To do:
Report how many lines contain "æque". The answer is a single number.
**** Entries supplied ****
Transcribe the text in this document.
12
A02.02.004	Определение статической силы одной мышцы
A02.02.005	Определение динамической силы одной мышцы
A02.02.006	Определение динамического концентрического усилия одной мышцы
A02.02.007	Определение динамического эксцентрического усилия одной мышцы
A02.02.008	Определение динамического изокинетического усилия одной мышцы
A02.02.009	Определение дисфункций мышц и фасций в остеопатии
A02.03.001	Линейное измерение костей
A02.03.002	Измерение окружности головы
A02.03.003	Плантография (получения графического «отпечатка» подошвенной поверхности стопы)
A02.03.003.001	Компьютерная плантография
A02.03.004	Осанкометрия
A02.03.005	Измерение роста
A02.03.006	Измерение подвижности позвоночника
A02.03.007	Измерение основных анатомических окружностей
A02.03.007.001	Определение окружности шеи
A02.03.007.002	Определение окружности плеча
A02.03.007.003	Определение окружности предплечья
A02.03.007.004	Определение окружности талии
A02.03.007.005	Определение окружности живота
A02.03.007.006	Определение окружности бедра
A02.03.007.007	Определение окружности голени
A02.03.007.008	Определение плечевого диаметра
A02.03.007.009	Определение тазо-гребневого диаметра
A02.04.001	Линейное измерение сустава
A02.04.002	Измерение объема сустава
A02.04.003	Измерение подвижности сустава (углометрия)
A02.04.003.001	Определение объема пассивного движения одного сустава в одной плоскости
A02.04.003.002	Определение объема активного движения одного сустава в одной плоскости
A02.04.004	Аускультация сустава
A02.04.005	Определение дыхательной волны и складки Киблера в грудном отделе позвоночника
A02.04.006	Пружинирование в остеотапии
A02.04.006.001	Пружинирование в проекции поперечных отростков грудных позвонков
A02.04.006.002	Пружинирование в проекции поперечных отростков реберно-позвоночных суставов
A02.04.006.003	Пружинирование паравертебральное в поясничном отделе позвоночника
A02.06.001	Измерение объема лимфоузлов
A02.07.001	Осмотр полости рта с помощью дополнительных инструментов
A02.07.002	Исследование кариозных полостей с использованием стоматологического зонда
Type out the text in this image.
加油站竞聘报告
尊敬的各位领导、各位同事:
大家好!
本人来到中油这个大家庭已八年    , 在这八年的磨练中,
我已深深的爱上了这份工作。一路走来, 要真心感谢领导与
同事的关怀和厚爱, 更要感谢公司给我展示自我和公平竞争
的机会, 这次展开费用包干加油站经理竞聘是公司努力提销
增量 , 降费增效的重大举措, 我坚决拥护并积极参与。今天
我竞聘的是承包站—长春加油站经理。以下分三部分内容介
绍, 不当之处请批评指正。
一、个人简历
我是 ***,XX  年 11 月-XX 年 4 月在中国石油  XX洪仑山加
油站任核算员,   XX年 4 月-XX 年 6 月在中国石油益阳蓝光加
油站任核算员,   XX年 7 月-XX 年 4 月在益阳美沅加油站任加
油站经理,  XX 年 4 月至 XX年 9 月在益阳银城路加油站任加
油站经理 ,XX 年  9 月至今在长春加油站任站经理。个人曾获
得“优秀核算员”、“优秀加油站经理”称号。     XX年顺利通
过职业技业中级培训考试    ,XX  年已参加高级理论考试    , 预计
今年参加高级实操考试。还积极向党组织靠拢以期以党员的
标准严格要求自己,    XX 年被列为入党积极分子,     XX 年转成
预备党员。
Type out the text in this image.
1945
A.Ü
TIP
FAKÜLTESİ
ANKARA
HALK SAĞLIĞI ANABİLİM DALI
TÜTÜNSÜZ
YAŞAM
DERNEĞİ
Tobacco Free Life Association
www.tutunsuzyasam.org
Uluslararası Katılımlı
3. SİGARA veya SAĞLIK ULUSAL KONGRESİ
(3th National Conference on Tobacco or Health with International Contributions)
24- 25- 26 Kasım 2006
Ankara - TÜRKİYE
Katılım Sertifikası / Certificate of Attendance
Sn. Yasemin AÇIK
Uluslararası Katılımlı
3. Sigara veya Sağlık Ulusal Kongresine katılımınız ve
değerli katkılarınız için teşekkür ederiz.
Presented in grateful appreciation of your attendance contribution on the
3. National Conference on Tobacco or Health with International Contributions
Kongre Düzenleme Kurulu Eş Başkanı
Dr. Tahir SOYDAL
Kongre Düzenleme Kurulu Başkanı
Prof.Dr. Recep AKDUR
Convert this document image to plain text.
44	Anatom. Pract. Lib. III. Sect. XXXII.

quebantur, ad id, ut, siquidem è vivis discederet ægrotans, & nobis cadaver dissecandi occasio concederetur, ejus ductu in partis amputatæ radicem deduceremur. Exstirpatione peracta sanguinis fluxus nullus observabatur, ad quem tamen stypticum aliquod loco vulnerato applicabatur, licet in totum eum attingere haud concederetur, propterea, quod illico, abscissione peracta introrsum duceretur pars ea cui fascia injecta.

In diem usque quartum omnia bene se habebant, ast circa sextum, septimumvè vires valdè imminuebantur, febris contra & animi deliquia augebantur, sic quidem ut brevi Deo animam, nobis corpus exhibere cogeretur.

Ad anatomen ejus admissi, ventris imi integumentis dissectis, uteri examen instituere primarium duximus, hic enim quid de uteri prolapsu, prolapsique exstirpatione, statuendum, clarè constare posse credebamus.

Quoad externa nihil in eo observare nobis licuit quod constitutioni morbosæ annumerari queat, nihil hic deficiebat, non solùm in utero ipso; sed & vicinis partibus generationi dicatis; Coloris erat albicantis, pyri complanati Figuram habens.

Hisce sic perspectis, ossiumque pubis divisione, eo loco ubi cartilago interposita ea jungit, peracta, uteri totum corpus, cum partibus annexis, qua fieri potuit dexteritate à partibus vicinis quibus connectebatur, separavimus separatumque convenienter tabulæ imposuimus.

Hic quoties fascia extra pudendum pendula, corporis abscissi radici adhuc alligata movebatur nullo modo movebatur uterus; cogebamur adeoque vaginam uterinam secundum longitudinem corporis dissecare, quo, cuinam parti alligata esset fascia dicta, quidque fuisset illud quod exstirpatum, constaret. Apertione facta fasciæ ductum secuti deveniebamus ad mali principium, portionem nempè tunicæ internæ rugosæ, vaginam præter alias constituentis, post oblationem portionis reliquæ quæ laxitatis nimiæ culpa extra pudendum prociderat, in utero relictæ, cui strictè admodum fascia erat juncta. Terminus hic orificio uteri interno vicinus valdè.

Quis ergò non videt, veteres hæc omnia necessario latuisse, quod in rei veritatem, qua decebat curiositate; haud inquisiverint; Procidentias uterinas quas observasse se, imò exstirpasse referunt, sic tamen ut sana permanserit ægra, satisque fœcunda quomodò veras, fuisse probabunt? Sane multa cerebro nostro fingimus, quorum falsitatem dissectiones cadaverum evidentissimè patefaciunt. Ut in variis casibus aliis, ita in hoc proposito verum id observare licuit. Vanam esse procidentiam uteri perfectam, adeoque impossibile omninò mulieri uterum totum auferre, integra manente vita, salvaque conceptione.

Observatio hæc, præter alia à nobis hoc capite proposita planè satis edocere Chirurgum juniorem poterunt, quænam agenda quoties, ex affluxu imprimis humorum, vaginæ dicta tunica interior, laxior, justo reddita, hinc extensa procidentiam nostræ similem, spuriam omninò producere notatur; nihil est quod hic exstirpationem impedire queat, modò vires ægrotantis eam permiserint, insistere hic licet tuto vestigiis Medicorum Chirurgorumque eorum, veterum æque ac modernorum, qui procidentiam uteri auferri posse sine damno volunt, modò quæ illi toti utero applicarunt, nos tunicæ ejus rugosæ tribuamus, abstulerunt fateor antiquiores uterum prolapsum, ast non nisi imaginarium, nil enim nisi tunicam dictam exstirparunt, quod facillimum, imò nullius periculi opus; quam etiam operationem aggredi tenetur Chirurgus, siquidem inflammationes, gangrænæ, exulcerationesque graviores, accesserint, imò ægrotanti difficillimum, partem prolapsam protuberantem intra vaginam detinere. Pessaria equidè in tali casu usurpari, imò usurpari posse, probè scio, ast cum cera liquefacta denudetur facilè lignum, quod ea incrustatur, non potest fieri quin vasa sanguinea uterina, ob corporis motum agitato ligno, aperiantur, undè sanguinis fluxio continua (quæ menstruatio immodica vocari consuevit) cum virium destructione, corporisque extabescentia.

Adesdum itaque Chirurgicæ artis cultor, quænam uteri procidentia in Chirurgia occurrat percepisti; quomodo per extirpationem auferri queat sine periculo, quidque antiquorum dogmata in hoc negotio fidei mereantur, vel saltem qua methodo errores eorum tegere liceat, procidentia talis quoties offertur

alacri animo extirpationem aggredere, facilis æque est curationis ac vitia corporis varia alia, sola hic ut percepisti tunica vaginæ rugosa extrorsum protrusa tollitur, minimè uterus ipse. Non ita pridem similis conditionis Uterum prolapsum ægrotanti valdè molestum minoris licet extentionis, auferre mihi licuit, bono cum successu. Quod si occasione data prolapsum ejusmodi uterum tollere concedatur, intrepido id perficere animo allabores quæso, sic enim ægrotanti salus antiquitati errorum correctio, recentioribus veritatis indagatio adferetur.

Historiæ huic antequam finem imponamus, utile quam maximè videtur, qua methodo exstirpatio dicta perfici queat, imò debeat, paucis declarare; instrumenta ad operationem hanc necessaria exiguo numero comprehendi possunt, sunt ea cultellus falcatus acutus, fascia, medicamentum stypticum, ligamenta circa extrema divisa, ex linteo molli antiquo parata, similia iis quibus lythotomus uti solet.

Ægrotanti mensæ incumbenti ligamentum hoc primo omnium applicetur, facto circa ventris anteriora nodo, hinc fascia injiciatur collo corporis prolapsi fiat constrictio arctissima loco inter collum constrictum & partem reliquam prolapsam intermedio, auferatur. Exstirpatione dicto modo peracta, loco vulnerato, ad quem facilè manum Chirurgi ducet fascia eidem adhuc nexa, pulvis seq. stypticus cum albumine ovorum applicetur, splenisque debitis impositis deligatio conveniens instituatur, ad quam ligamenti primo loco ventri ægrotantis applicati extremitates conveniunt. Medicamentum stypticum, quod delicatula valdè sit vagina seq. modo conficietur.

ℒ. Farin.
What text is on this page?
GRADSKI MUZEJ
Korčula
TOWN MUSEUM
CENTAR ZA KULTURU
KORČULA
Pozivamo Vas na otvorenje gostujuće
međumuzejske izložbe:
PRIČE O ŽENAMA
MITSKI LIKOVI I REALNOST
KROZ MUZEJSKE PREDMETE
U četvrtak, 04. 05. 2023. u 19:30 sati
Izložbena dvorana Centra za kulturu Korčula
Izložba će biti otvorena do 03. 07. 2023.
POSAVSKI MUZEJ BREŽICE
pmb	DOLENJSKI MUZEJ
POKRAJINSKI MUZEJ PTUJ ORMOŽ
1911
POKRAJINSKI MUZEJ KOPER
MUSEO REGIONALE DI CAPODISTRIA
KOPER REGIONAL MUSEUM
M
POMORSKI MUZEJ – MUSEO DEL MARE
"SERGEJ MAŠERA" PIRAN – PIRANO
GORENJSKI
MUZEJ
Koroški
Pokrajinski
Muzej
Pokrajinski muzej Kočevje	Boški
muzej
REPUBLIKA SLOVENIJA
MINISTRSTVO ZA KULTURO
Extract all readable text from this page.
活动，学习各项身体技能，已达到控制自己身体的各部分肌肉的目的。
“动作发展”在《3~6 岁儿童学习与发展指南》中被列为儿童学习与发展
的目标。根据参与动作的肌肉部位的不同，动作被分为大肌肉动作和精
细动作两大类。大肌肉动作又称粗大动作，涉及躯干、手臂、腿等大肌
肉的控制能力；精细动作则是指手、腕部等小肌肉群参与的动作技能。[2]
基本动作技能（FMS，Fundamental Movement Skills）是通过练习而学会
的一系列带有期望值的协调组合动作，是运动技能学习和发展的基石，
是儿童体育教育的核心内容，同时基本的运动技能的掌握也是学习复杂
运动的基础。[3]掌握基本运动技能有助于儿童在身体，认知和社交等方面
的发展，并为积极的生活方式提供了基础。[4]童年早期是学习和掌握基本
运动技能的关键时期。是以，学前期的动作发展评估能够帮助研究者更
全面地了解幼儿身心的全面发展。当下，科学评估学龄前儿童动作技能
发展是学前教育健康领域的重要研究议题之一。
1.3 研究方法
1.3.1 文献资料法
****
Answer:
2